§ **REQUIREMENT**
Return each line of the data below verbatim; pictures are to be left out.

[Stored records]
▬▬▬▬▬▬

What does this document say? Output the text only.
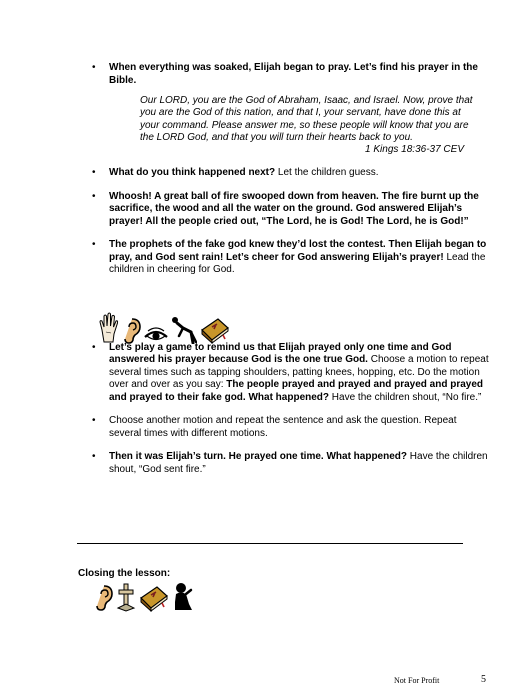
• When everything was soaked, Elijah began to pray. Let’s find his prayer in the Bible.
Our LORD, you are the God of Abraham, Isaac, and Israel. Now, prove that you are the God of this nation, and that I, your servant, have done this at your command. Please answer me, so these people will know that you are the LORD God, and that you will turn their hearts back to you.
1 Kings 18:36-37 CEV
• What do you think happened next? Let the children guess.
• Whoosh! A great ball of fire swooped down from heaven. The fire burnt up the sacrifice, the wood and all the water on the ground. God answered Elijah’s prayer! All the people cried out, “The Lord, he is God! The Lord, he is God!”
• The prophets of the fake god knew they’d lost the contest. Then Elijah began to pray, and God sent rain! Let’s cheer for God answering Elijah’s prayer! Lead the children in cheering for God.
• Let’s play a game to remind us that Elijah prayed only one time and God answered his prayer because God is the one true God. Choose a motion to repeat several times such as tapping shoulders, patting knees, hopping, etc. Do the motion over and over as you say: The people prayed and prayed and prayed and prayed and prayed to their fake god. What happened? Have the children shout, “No fire.”
• Choose another motion and repeat the sentence and ask the question. Repeat several times with different motions.
• Then it was Elijah’s turn. He prayed one time. What happened? Have the children shout, “God sent fire.”
Closing the lesson:
Not For Profit	5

▬▬▬▬▬▬

§ **THE OUTPUT**
What does this document say? Output the text only.
• When everything was soaked, Elijah began to pray. Let’s find his prayer in the Bible.
Our LORD, you are the God of Abraham, Isaac, and Israel. Now, prove that you are the God of this nation, and that I, your servant, have done this at your command. Please answer me, so these people will know that you are the LORD God, and that you will turn their hearts back to you.
1 Kings 18:36-37 CEV
• What do you think happened next? Let the children guess.
• Whoosh! A great ball of fire swooped down from heaven. The fire burnt up the sacrifice, the wood and all the water on the ground. God answered Elijah’s prayer! All the people cried out, “The Lord, he is God! The Lord, he is God!”
• The prophets of the fake god knew they’d lost the contest. Then Elijah began to pray, and God sent rain! Let’s cheer for God answering Elijah’s prayer! Lead the children in cheering for God.
• Let’s play a game to remind us that Elijah prayed only one time and God answered his prayer because God is the one true God. Choose a motion to repeat several times such as tapping shoulders, patting knees, hopping, etc. Do the motion over and over as you say: The people prayed and prayed and prayed and prayed and prayed to their fake god. What happened? Have the children shout, “No fire.”
• Choose another motion and repeat the sentence and ask the question. Repeat several times with different motions.
• Then it was Elijah’s turn. He prayed one time. What happened? Have the children shout, “God sent fire.”
Closing the lesson:
Not For Profit	5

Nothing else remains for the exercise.